● **What the task requires**
Can you extract the lines of the listing below word for word, starting at its first line and ending at the line that contains "The forward drive sprocket 54 is at", with both of those lines included?
>> start Given entries
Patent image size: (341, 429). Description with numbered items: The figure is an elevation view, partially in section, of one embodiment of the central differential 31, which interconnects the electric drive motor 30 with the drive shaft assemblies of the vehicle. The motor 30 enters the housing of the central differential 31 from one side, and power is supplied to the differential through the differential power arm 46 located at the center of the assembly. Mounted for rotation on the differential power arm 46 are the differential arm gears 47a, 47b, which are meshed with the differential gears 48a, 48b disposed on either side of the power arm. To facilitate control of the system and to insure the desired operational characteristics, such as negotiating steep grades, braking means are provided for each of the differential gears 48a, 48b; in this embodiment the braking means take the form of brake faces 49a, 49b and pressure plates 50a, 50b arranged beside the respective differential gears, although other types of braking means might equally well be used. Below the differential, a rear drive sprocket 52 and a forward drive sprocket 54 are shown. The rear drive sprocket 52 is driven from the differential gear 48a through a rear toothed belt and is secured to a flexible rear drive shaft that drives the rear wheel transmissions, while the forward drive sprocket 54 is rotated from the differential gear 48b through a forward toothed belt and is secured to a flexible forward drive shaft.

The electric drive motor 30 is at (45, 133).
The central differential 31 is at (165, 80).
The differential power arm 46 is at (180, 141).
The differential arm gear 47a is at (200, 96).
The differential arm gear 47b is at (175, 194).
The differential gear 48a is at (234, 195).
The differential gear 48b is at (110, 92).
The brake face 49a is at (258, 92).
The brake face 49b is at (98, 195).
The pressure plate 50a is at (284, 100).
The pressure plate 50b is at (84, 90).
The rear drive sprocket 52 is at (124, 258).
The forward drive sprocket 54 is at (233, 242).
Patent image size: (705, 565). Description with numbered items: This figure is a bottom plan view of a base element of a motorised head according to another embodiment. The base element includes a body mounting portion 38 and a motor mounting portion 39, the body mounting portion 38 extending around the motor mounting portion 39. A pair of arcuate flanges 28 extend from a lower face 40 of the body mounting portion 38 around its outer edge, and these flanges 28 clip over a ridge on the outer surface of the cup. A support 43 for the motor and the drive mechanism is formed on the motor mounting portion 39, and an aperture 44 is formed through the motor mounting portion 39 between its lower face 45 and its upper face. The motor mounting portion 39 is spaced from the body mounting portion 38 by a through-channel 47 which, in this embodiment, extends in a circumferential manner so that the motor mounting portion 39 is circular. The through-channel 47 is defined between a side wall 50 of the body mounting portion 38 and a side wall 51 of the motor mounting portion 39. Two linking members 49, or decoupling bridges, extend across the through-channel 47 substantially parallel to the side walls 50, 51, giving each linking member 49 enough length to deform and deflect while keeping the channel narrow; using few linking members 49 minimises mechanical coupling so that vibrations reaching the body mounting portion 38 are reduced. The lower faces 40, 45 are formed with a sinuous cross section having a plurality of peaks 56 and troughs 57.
>> end Given entries
● **Response to this task**
Patent image size: (341, 429). Description with numbered items: The figure is an elevation view, partially in section, of one embodiment of the central differential 31, which interconnects the electric drive motor 30 with the drive shaft assemblies of the vehicle. The motor 30 enters the housing of the central differential 31 from one side, and power is supplied to the differential through the differential power arm 46 located at the center of the assembly. Mounted for rotation on the differential power arm 46 are the differential arm gears 47a, 47b, which are meshed with the differential gears 48a, 48b disposed on either side of the power arm. To facilitate control of the system and to insure the desired operational characteristics, such as negotiating steep grades, braking means are provided for each of the differential gears 48a, 48b; in this embodiment the braking means take the form of brake faces 49a, 49b and pressure plates 50a, 50b arranged beside the respective differential gears, although other types of braking means might equally well be used. Below the differential, a rear drive sprocket 52 and a forward drive sprocket 54 are shown. The rear drive sprocket 52 is driven from the differential gear 48a through a rear toothed belt and is secured to a flexible rear drive shaft that drives the rear wheel transmissions, while the forward drive sprocket 54 is rotated from the differential gear 48b through a forward toothed belt and is secured to a flexible forward drive shaft.

The electric drive motor 30 is at (45, 133).
The central differential 31 is at (165, 80).
The differential power arm 46 is at (180, 141).
The differential arm gear 47a is at (200, 96).
The differential arm gear 47b is at (175, 194).
The differential gear 48a is at (234, 195).
The differential gear 48b is at (110, 92).
The brake face 49a is at (258, 92).
The brake face 49b is at (98, 195).
The pressure plate 50a is at (284, 100).
The pressure plate 50b is at (84, 90).
The rear drive sprocket 52 is at (124, 258).
The forward drive sprocket 54 is at (233, 242).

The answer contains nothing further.